> [Dataset items]
◇ ◇ ◇ ◇ ◇
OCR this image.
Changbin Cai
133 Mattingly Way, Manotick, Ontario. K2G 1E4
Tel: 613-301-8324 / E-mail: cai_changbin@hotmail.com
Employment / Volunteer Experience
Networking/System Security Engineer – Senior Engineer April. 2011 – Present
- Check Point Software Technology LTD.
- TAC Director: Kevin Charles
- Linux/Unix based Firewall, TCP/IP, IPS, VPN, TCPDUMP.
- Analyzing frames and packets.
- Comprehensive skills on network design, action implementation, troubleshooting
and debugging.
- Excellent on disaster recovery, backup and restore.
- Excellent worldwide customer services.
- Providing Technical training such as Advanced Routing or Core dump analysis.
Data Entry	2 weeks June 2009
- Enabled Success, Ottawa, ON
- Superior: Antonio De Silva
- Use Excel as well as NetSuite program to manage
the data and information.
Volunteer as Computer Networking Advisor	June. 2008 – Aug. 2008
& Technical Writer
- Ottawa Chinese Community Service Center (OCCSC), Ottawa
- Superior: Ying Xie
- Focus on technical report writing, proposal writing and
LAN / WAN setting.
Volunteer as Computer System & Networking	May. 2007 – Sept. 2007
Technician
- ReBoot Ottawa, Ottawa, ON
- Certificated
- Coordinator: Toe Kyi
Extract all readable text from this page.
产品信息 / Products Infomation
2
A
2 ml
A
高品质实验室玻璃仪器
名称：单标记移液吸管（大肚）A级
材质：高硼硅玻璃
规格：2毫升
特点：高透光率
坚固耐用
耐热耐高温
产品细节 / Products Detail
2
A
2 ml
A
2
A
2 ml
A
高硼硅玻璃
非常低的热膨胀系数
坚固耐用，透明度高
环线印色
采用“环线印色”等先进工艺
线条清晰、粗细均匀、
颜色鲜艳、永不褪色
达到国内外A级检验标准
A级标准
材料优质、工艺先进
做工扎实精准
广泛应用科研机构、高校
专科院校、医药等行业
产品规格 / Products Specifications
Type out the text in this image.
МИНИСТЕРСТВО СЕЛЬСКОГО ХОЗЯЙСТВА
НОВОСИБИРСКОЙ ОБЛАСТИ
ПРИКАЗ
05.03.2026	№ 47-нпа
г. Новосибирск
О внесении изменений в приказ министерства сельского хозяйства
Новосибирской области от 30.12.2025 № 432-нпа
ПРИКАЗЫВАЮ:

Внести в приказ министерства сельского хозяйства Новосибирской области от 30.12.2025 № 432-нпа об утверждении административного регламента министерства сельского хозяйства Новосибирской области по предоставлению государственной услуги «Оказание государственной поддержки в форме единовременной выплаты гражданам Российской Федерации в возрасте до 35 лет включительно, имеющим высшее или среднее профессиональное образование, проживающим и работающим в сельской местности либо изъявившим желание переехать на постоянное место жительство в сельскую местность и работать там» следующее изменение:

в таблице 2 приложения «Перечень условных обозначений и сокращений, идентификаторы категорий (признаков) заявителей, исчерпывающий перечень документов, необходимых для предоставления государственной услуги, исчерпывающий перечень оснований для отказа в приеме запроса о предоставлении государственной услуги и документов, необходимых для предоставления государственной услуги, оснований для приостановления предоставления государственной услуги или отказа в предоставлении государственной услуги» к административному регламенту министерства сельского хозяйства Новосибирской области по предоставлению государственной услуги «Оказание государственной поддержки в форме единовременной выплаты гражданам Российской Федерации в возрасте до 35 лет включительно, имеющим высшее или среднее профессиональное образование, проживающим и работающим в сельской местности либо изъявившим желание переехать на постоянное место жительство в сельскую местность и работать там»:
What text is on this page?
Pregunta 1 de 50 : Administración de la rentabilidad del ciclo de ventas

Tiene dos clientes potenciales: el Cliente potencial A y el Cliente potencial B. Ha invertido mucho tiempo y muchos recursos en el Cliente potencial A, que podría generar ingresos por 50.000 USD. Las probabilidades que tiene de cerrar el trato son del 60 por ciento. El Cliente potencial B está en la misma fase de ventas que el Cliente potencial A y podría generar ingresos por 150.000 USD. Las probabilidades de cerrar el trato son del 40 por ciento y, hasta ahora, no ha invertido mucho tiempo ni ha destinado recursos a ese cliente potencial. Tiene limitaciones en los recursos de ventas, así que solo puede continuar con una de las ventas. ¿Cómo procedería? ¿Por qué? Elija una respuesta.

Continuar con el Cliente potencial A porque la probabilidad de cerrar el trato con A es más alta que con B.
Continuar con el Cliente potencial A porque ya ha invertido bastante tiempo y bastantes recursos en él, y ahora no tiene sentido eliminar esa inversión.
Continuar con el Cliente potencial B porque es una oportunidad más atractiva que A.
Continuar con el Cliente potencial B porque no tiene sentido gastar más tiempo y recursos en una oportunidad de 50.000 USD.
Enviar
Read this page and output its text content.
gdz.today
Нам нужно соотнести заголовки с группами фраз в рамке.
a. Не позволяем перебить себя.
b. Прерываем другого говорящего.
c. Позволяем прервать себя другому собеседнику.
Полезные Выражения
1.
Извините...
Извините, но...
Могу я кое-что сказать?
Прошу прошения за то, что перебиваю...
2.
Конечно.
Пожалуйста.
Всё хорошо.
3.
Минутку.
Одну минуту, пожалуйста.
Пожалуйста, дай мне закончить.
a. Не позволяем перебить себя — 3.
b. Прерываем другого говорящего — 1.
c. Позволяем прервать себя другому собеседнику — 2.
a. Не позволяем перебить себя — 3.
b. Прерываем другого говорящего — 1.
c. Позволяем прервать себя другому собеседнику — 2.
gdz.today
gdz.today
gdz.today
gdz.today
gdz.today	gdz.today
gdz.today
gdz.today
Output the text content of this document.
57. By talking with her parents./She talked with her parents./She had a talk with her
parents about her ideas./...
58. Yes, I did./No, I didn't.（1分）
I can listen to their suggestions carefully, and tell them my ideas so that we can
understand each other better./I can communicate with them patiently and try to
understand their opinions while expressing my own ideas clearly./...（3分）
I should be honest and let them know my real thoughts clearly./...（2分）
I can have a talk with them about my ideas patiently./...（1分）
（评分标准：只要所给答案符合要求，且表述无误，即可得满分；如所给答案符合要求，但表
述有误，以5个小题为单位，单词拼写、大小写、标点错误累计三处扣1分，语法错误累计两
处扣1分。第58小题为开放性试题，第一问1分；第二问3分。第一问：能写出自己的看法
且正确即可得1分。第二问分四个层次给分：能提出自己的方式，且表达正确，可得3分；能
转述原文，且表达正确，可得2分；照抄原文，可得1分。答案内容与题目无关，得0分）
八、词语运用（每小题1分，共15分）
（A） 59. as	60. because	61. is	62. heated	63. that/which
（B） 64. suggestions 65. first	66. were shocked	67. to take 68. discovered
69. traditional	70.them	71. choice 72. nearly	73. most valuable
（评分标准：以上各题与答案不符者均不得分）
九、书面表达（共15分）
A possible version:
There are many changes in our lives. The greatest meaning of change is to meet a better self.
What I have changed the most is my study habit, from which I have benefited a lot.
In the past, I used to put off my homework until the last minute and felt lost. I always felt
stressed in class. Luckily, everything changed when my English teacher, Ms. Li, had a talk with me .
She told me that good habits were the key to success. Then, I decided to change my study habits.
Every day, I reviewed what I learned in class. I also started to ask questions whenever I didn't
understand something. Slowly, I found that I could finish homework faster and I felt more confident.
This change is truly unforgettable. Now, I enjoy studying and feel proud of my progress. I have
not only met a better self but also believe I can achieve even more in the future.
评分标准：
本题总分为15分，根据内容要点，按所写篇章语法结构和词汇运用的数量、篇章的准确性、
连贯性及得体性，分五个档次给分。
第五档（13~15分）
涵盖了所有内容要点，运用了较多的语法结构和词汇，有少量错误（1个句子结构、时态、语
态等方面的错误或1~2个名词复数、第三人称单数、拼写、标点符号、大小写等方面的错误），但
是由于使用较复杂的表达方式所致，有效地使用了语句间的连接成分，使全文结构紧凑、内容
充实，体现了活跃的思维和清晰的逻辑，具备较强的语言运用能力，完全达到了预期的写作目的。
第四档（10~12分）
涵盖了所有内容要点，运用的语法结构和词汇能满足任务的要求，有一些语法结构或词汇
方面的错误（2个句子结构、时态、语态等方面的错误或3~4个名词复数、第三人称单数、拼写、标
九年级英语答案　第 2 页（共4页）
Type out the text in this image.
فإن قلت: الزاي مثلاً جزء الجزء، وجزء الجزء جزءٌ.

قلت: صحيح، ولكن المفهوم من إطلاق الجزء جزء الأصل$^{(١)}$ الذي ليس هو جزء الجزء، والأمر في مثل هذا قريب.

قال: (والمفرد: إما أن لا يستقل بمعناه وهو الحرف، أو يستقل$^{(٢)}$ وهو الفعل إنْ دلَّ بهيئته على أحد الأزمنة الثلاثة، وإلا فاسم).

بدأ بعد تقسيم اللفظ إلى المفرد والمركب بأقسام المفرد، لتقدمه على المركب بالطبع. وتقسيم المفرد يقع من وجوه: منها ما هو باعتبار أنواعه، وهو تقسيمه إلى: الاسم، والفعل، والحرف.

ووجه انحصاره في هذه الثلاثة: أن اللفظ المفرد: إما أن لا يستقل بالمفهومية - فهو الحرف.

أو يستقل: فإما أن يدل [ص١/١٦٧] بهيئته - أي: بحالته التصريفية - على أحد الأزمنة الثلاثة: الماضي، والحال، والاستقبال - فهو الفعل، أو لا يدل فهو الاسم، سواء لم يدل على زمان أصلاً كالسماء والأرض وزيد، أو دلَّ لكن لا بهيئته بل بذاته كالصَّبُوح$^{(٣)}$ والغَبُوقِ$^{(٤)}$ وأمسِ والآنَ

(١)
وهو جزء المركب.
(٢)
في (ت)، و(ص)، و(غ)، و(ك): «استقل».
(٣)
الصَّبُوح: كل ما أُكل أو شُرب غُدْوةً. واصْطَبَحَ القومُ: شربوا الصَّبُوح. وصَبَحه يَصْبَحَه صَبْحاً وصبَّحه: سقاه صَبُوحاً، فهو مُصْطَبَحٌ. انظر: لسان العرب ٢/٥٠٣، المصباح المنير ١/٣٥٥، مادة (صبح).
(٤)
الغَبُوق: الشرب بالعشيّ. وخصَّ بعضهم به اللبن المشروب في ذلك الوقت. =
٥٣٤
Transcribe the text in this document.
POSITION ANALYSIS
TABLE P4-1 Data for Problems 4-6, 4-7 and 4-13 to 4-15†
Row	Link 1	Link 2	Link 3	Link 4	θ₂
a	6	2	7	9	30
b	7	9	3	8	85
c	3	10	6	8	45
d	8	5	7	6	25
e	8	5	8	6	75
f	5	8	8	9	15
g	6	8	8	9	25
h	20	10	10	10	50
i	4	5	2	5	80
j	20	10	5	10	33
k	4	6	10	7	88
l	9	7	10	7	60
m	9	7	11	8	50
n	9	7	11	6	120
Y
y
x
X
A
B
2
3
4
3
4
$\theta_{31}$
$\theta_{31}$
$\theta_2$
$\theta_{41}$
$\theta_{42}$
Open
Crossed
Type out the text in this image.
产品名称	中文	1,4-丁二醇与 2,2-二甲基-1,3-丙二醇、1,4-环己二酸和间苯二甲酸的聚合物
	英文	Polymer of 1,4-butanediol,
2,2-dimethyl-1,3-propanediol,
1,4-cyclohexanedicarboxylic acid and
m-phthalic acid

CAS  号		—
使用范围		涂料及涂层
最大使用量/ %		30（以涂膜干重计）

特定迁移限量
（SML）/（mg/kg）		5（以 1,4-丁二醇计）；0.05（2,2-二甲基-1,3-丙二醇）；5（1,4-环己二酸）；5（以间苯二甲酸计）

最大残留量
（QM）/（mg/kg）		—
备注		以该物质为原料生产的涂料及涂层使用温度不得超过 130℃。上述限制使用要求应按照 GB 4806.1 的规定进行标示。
◇ ◇ ◇ ◇ ◇
> [WORK TO COMPLETE] Copy out every line from the records that has the word "invertido".

> [OUTPUT BELOW]
Tiene dos clientes potenciales: el Cliente potencial A y el Cliente potencial B. Ha invertido mucho tiempo y muchos recursos en el Cliente potencial A, que podría generar ingresos por 50.000 USD. Las probabilidades que tiene de cerrar el trato son del 60 por ciento. El Cliente potencial B está en la misma fase de ventas que el Cliente potencial A y podría generar ingresos por 150.000 USD. Las probabilidades de cerrar el trato son del 40 por ciento y, hasta ahora, no ha invertido mucho tiempo ni ha destinado recursos a ese cliente potencial. Tiene limitaciones en los recursos de ventas, así que solo puede continuar con una de las ventas. ¿Cómo procedería? ¿Por qué? Elija una respuesta.
Continuar con el Cliente potencial A porque ya ha invertido bastante tiempo y bastantes recursos en él, y ahora no tiene sentido eliminar esa inversión.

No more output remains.